__LISTA DE EXERCÍCIOS__.
1. No texto sobre o carro Democrata, quantos protótipos foram feitos entre 1963 e 1968, e quantos deles ainda existem?
2. Retome o texto sobre o carro Democrata logo depois da última frase que aparece nele.

__TRECHO ORIGINAL__.

Democrata: o sonho não acabou

O carro nunca chegou a ser comercializado oficialmente pela IBAP, mas as carrocerias existem e fazem parte da história automotiva brasileira

Já faz 25 anos desde que eu e meu irmão, José Luiz, adquirimos a massa falida da IBAP – Indústria Brasileira de Automóveis Presidente, do visionário empreendedor Nélson Fernandes, que em 1965 foi processada por fraude e decretou falência em 1968, antes mesmo de produzir o veículo que tinha em mente: o Democrata.

  • Um dos cinco protótipos montados para servir de modelo em publicidade e eventos
  • As carrocerias estão guardadas à espera de restauração
  • Peças do Democrata ainda sem uso
  • Protótipo do sedan de quatro portas, bem diferente do 2 portas
  • Mesmo depois de muito tempo, resistência estrutural é grande
  • O interior era elegante, com painel de madeira, e conta-giros
  • Foto de época da linha de produção da IBAP

O tempo provou que Fernandes não era criminoso, mas já era tarde. Para ele, o sonho de fazer o primeiro carro com projeto 100% nacional havia acabado. Entre 1963, ano que iniciou o projeto, a 1968 foram feitos cinco protótipos, dos quais apenas três ainda existem. Porém, isso não é tudo.

A massa falida da IBAP é muito rica, ao ponto de ainda ser possível dar continuidade ao sonho de Fernandes. Não será mais o primeiro carro com projeto 100% nacional, mas é parte da história automotiva brasileira que nunca aconteceu e merece virar realidade.

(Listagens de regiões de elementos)
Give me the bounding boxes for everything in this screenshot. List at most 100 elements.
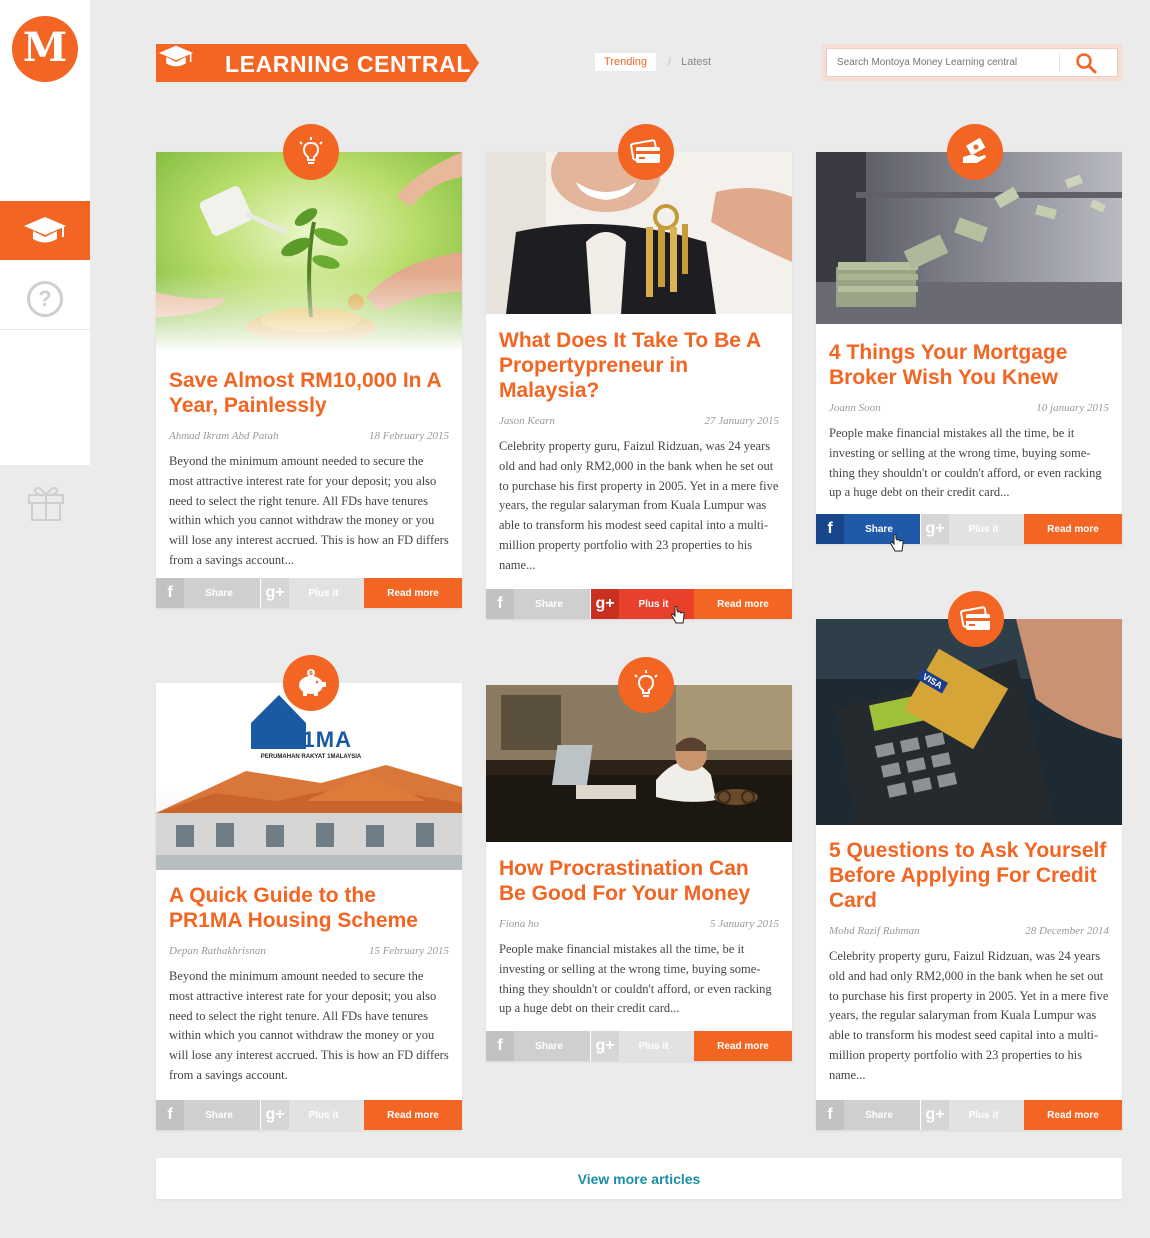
article-title[interactable]: A Quick Guide to the PR1MA Housing Schem… <box>156 883 462 933</box>
article-actions: f Share g+ Plus it Read more <box>816 1100 1122 1130</box>
article-actions: f Share g+ Plus it Read more <box>816 514 1122 544</box>
money-hand-icon <box>947 124 1003 180</box>
article-title[interactable]: Save Almost RM10,000 In A Year, Painless… <box>156 368 462 418</box>
article-title[interactable]: How Procrastination Can Be Good For Your… <box>486 856 792 906</box>
article-date: 18 February 2015 <box>368 430 449 442</box>
plus-label: Plus it <box>308 1109 339 1121</box>
facebook-icon: f <box>156 1100 184 1130</box>
gift-icon <box>28 486 64 521</box>
article-card: What Does It Take To Be A Propertypreneu… <box>486 152 792 619</box>
google-plus-icon: g+ <box>261 1100 289 1130</box>
sort-tabs: Trending / Latest <box>595 52 711 72</box>
article-date: 5 January 2015 <box>709 918 779 930</box>
share-button[interactable]: f Share <box>816 1100 920 1130</box>
article-author: Ahmad Ikram Abd Patah <box>169 430 279 442</box>
google-plus-icon: g+ <box>591 589 619 619</box>
share-button[interactable]: f Share <box>486 1031 590 1061</box>
article-content: 5 Questions to Ask Yourself Before Apply… <box>816 825 1122 1086</box>
article-meta: Depan Rathakhrisnan 15 February 2015 <box>156 945 462 957</box>
article-author: Mohd Razif Rahman <box>829 925 920 937</box>
plus-label: Plus it <box>638 1040 669 1052</box>
read-more-button[interactable]: Read more <box>694 589 792 619</box>
read-more-button[interactable]: Read more <box>364 578 462 608</box>
article-meta: Mohd Razif Rahman 28 December 2014 <box>816 925 1122 937</box>
share-button[interactable]: f Share <box>486 589 590 619</box>
page-title-banner: LEARNING CENTRAL <box>156 44 479 82</box>
google-plus-icon: g+ <box>921 514 949 544</box>
article-card: VISA 5 Questions to Ask Yourself Before … <box>816 619 1122 1130</box>
google-plus-icon: g+ <box>921 1100 949 1130</box>
article-date: 10 january 2015 <box>1036 402 1109 414</box>
share-label: Share <box>535 1040 563 1052</box>
article-author: Jason Kearn <box>499 415 555 427</box>
article-excerpt: People make financial mistakes all the t… <box>829 426 1102 500</box>
plus-button[interactable]: g+ Plus it <box>920 1100 1024 1130</box>
credit-card-icon <box>618 124 674 180</box>
search-divider <box>1059 53 1060 72</box>
article-actions: f Share g+ Plus it Read more <box>486 589 792 619</box>
article-date: 15 February 2015 <box>368 945 449 957</box>
article-date: 27 January 2015 <box>704 415 779 427</box>
share-button[interactable]: f Share <box>156 1100 260 1130</box>
search-input[interactable] <box>837 49 1057 76</box>
brand-logo[interactable]: M <box>12 16 78 82</box>
plus-button[interactable]: g+ Plus it <box>590 1031 694 1061</box>
read-more-button[interactable]: Read more <box>1024 1100 1122 1130</box>
article-author: Depan Rathakhrisnan <box>169 945 266 957</box>
article-card: PR1MA PERUMAHAN RAKYAT 1MALAYSIA A Quick… <box>156 683 462 1130</box>
article-actions: f Share g+ Plus it Read more <box>156 578 462 608</box>
plus-button[interactable]: g+ Plus it <box>260 1100 364 1130</box>
read-more-button[interactable]: Read more <box>364 1100 462 1130</box>
article-excerpt: Celebrity property guru, Faizul Ridzuan,… <box>829 949 1109 1082</box>
article-card: 4 Things Your Mortgage Broker Wish You K… <box>816 152 1122 544</box>
article-title[interactable]: 5 Questions to Ask Yourself Before Apply… <box>816 838 1122 913</box>
article-title[interactable]: 4 Things Your Mortgage Broker Wish You K… <box>816 340 1122 390</box>
search-icon[interactable] <box>1075 52 1097 74</box>
plus-button[interactable]: g+ Plus it <box>920 514 1024 544</box>
article-meta: Joann Soon 10 january 2015 <box>816 402 1122 414</box>
article-date: 28 December 2014 <box>1025 925 1109 937</box>
lightbulb-icon <box>283 124 339 180</box>
article-image[interactable] <box>156 152 462 352</box>
sidebar-item-learning[interactable] <box>0 201 90 260</box>
plus-label: Plus it <box>968 1109 999 1121</box>
read-more-button[interactable]: Read more <box>1024 514 1122 544</box>
read-more-button[interactable]: Read more <box>694 1031 792 1061</box>
plus-label: Plus it <box>968 523 999 535</box>
article-excerpt: Beyond the minimum amount needed to secu… <box>169 969 449 1082</box>
facebook-icon: f <box>816 1100 844 1130</box>
article-author: Fiona ho <box>499 918 540 930</box>
hand-cursor-icon <box>890 534 904 552</box>
article-image[interactable]: PR1MA PERUMAHAN RAKYAT 1MALAYSIA <box>156 683 462 870</box>
facebook-icon: f <box>486 589 514 619</box>
prima-logo-subtext: PERUMAHAN RAKYAT 1MALAYSIA <box>260 754 362 760</box>
view-more-button[interactable]: View more articles <box>156 1158 1122 1199</box>
share-button[interactable]: f Share <box>156 578 260 608</box>
graduation-cap-icon <box>158 45 194 67</box>
graduation-cap-icon <box>24 216 66 242</box>
article-excerpt: Beyond the minimum amount needed to secu… <box>169 454 449 567</box>
sidebar-item-rewards[interactable] <box>26 482 66 522</box>
share-label: Share <box>865 523 893 535</box>
lightbulb-icon <box>618 657 674 713</box>
share-label: Share <box>205 1109 233 1121</box>
plus-label: Plus it <box>308 587 339 599</box>
article-excerpt: Celebrity property guru, Faizul Ridzuan,… <box>499 439 779 572</box>
plus-button[interactable]: g+ Plus it <box>260 578 364 608</box>
facebook-icon: f <box>486 1031 514 1061</box>
article-content: 4 Things Your Mortgage Broker Wish You K… <box>816 324 1122 503</box>
tab-latest[interactable]: Latest <box>681 56 711 68</box>
sidebar-item-help[interactable]: ? <box>0 268 90 330</box>
google-plus-icon: g+ <box>261 578 289 608</box>
article-image[interactable]: VISA <box>816 619 1122 825</box>
google-plus-icon: g+ <box>591 1031 619 1061</box>
prima-logo: PR1MA PERUMAHAN RAKYAT 1MALAYSIA <box>254 727 368 760</box>
hand-cursor-icon <box>671 606 685 624</box>
article-title[interactable]: What Does It Take To Be A Propertypreneu… <box>486 328 792 403</box>
question-icon: ? <box>27 280 63 317</box>
search-box <box>826 48 1118 77</box>
article-meta: Jason Kearn 27 January 2015 <box>486 415 792 427</box>
credit-card-icon <box>948 591 1004 647</box>
article-actions: f Share g+ Plus it Read more <box>156 1100 462 1130</box>
tab-trending[interactable]: Trending <box>595 53 657 71</box>
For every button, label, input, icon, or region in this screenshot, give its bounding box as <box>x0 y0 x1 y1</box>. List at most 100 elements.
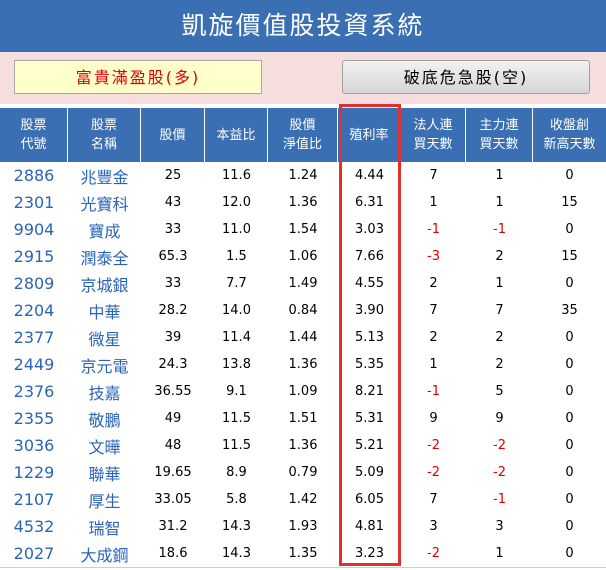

__RESPOSTAS__.
1. Foram feitos cinco protótipos, e só três ainda existem.

2.
Ainda existem algumas carcaças do Democrata, que por ser de fibra de vidro não demanda cuidados especiais como o metal para evitar corrosão. Foram feitos para durar muito tempo.

O projeto era todo da IBAP, com exceção do motor, um V6 (com ângulo de 60°) 2.5 com bloco em alumínio que desenvolvia 120 cv a 4500 rpm. Foi desenvolvido exclusivamente para o Democrata pela italiana Procosautom (Proggetazione Costruzione Auto Motori).

Restaurar as carrocerias abandonadas é tarefa hércula, mas não é impossível. Temos planos, sim, para elas, ainda que distantes. Não achamos justo haver apenas um unidade em museu (no Museu do Automóvel de Brasília) para exposição ao público, afinal existe a oportunidade de haver mais unidades em outros museus, outras exposições.

O Presidente Democrata simboliza o potencial da engenharia brasileira no setor automotivo. Um direito do brasileiro que foi caçado durante a ditadura militar, assim como inúmeros outros, sempre com uma desculpa esfarrapada criada por quem não admitia, na época, perder a posição de destaque que ocupava no mercado.

Outro grande brasileiro que também tentou e foi podado, anos mais tarde, foi Amaral Gurgel. Este, pelo menos, conseguiu lançar os produtos no mercado. Imaginem se ambas iniciativas tivessem tido o apoio que mereciam? Talvez a situação do mercado automotivo hoje seria totalmente diferente. Ao invés de nos maravilhar com subprodutos globais, estaríamos exportando tecnologia de ponta.

Colocar a culpa pura e simplesmente no governo da época é contar apenas parte da história. Muitos duvidaram de Fernandes, inclusive a imprensa especializada da época. Claro, o plano de negócio era muito ousado para os anos 1960, assim como o veículo que era proposto.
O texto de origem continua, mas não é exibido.